Gather up the lines with the word "also" in them.
Begin Records provided
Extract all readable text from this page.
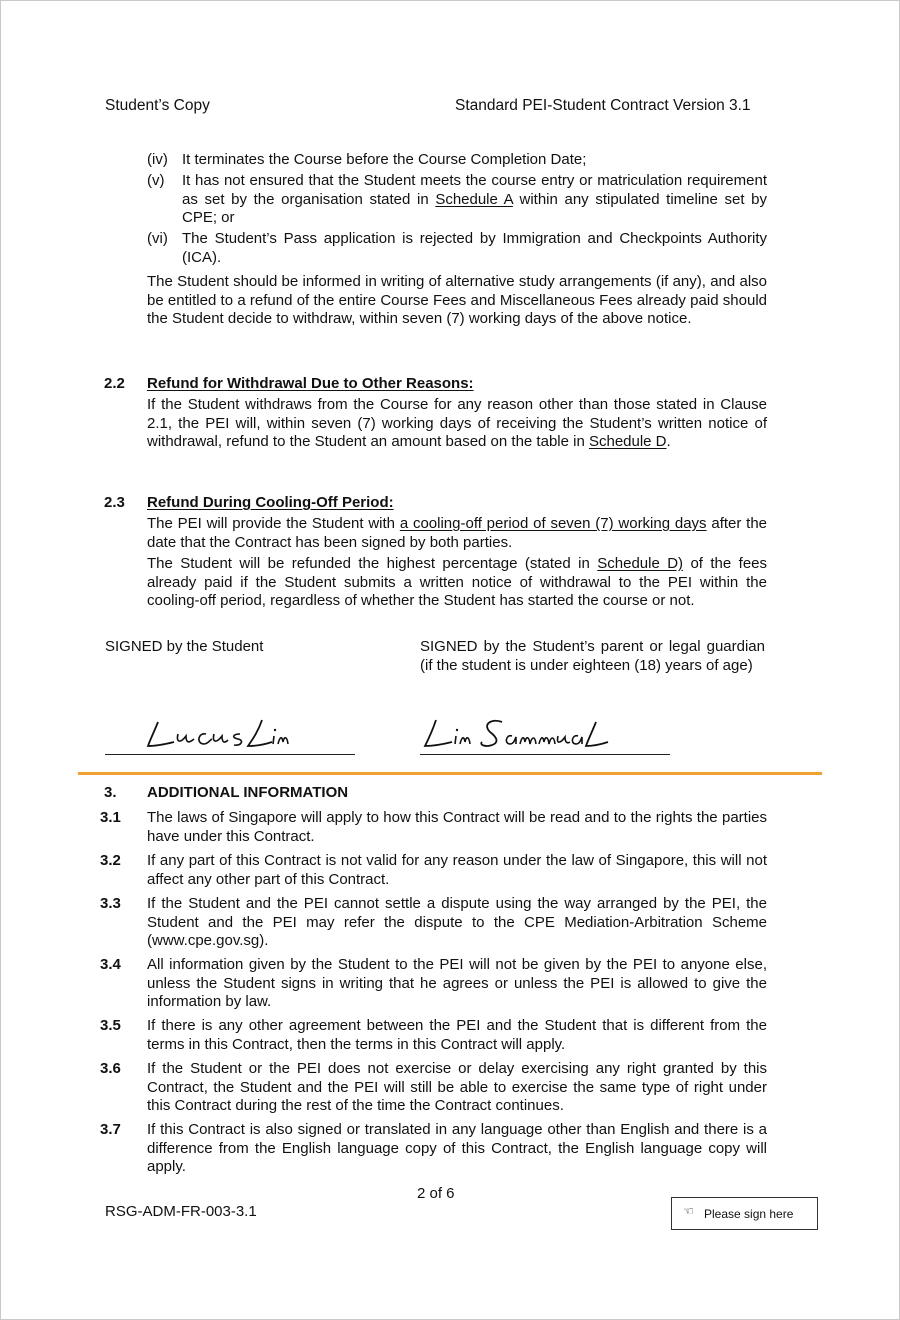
Student’s Copy	Standard PEI-Student Contract Version 3.1
(iv) It terminates the Course before the Course Completion Date;

(v) It has not ensured that the Student meets the course entry or matriculation requirement as set by the organisation stated in Schedule A within any stipulated timeline set by CPE; or

(vi) The Student’s Pass application is rejected by Immigration and Checkpoints Authority (ICA).

The Student should be informed in writing of alternative study arrangements (if any), and also be entitled to a refund of the entire Course Fees and Miscellaneous Fees already paid should the Student decide to withdraw, within seven (7) working days of the above notice.

2.2 Refund for Withdrawal Due to Other Reasons:

If the Student withdraws from the Course for any reason other than those stated in Clause 2.1, the PEI will, within seven (7) working days of receiving the Student’s written notice of withdrawal, refund to the Student an amount based on the table in Schedule D.

2.3 Refund During Cooling-Off Period:

The PEI will provide the Student with a cooling-off period of seven (7) working days after the date that the Contract has been signed by both parties.

The Student will be refunded the highest percentage (stated in Schedule D) of the fees already paid if the Student submits a written notice of withdrawal to the PEI within the cooling-off period, regardless of whether the Student has started the course or not.

SIGNED by the Student	SIGNED by the Student’s parent or legal guardian (if the student is under eighteen (18) years of age)

3. ADDITIONAL INFORMATION
3.1 The laws of Singapore will apply to how this Contract will be read and to the rights the parties have under this Contract.

3.2 If any part of this Contract is not valid for any reason under the law of Singapore, this will not affect any other part of this Contract.

3.3 If the Student and the PEI cannot settle a dispute using the way arranged by the PEI, the Student and the PEI may refer the dispute to the CPE Mediation-Arbitration Scheme (www.cpe.gov.sg).

3.4 All information given by the Student to the PEI will not be given by the PEI to anyone else, unless the Student signs in writing that he agrees or unless the PEI is allowed to give the information by law.

3.5 If there is any other agreement between the PEI and the Student that is different from the terms in this Contract, then the terms in this Contract will apply.

3.6 If the Student or the PEI does not exercise or delay exercising any right granted by this Contract, the Student and the PEI will still be able to exercise the same type of right under this Contract during the rest of the time the Contract continues.

3.7 If this Contract is also signed or translated in any language other than English and there is a difference from the English language copy of this Contract, the English language copy will apply.

2 of 6
RSG-ADM-FR-003-3.1	☜ Please sign here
End Records provided
Answer for this exercise:
The Student should be informed in writing of alternative study arrangements (if any), and also be entitled to a refund of the entire Course Fees and Miscellaneous Fees already paid should the Student decide to withdraw, within seven (7) working days of the above notice.
3.7 If this Contract is also signed or translated in any language other than English and there is a difference from the English language copy of this Contract, the English language copy will apply.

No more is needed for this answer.